> [DATA LISTING]:
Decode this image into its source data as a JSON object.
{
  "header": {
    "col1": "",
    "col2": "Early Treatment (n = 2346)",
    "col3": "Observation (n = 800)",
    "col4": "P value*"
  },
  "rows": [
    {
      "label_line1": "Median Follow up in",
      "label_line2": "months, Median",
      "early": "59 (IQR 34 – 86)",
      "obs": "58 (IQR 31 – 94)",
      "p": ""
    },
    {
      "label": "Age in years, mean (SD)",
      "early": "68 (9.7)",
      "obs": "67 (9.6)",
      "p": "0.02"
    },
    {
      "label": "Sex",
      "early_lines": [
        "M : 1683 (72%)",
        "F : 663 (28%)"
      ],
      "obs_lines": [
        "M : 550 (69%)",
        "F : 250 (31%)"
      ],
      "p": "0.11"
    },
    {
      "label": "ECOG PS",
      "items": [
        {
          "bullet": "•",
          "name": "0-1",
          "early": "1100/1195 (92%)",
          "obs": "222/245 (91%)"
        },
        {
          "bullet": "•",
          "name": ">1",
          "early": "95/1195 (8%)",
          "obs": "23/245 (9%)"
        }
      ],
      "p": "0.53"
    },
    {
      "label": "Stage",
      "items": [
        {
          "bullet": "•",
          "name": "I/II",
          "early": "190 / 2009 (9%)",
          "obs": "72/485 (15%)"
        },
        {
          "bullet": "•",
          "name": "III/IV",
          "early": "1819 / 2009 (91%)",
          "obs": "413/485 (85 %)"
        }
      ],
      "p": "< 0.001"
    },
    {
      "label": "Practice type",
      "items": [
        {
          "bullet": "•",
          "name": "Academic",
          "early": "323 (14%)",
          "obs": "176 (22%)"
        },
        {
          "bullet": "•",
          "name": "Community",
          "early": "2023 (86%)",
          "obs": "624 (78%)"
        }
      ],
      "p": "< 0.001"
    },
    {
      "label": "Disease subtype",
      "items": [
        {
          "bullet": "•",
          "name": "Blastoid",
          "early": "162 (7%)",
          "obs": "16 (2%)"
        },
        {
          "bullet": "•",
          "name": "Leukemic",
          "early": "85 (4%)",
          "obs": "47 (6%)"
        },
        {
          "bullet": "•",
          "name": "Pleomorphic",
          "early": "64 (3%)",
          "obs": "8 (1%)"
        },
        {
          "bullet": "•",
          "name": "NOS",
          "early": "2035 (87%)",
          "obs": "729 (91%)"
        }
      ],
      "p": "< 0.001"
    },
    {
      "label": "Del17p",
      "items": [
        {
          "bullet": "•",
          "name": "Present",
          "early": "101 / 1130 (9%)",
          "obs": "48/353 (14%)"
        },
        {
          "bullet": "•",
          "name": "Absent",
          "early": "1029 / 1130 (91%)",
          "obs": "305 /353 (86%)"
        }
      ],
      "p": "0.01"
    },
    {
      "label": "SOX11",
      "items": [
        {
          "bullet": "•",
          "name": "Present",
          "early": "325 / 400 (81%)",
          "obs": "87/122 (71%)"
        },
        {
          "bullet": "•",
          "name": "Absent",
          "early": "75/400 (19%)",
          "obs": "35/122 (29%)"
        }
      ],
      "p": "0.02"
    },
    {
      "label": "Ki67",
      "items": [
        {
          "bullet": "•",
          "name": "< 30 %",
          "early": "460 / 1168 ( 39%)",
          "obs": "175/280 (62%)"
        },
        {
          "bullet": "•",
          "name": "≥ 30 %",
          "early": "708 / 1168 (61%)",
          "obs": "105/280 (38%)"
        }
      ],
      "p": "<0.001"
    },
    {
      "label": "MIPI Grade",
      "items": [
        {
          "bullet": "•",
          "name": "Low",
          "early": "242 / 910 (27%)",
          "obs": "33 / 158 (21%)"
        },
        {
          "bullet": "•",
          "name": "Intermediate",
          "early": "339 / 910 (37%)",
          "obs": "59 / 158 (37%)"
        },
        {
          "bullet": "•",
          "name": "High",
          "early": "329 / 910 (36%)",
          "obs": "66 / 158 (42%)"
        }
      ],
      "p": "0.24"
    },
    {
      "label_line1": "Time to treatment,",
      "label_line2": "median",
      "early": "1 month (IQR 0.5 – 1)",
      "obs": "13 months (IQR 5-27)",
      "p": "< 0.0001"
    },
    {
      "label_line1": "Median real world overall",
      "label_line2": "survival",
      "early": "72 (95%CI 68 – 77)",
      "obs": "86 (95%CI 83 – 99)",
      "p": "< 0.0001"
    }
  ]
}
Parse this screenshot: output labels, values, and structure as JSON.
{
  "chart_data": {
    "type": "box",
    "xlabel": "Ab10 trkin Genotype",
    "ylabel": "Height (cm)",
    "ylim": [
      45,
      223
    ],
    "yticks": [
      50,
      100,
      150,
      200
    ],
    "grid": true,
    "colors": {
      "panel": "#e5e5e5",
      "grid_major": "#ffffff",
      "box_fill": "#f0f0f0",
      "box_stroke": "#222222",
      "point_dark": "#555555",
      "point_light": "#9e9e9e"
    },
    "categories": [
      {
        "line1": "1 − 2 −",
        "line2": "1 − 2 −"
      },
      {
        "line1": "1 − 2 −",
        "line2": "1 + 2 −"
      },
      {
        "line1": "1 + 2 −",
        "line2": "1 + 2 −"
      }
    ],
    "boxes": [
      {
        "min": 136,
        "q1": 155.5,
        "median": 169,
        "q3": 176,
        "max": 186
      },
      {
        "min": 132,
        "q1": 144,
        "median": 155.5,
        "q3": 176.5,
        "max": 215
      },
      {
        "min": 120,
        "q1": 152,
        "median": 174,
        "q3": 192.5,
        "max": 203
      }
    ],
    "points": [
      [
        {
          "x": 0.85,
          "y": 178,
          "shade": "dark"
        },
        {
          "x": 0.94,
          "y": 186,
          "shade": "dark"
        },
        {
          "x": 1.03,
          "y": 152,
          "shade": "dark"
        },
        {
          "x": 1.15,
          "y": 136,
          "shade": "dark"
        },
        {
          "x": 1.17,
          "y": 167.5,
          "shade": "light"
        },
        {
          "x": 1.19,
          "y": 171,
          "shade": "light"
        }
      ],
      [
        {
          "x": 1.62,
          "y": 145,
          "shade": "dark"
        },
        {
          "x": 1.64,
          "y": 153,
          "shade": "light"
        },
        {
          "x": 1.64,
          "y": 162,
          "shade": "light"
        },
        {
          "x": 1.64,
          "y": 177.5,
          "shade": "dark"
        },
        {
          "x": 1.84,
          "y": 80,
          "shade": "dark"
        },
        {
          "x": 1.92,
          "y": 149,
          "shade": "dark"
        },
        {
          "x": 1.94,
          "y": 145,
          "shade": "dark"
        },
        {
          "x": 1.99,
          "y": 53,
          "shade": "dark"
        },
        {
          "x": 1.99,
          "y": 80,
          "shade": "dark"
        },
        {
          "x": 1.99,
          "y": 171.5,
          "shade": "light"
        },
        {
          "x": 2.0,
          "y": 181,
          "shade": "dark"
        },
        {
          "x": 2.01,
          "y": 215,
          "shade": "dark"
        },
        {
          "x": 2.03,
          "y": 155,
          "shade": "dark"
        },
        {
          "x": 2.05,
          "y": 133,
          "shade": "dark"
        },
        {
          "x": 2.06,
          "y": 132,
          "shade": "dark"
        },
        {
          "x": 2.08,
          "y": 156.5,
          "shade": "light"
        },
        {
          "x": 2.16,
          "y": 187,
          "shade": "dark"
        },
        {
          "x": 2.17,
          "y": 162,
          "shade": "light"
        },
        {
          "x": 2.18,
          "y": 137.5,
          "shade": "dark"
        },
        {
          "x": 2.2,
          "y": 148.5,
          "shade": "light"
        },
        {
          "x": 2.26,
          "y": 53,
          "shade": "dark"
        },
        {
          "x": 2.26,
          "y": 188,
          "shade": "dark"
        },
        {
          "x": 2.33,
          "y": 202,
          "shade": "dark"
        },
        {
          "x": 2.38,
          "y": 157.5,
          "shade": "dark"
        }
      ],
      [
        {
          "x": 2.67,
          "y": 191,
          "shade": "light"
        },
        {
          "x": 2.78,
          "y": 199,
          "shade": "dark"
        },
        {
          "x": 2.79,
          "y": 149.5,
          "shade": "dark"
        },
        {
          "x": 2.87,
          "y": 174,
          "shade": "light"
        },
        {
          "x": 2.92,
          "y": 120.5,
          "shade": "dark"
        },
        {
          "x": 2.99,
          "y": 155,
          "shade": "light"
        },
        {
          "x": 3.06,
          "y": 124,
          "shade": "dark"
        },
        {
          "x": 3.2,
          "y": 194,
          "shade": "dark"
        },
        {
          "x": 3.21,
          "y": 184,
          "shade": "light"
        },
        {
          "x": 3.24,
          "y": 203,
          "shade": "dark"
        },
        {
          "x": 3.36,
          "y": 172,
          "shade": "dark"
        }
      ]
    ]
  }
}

> [THE REQUEST]:
Wherever the word "this" occurs in a line of the listing, copy that line.

> [FINAL RESULT]:
Decode this image into its source data as a JSON object.
Parse this screenshot: output labels, values, and structure as JSON.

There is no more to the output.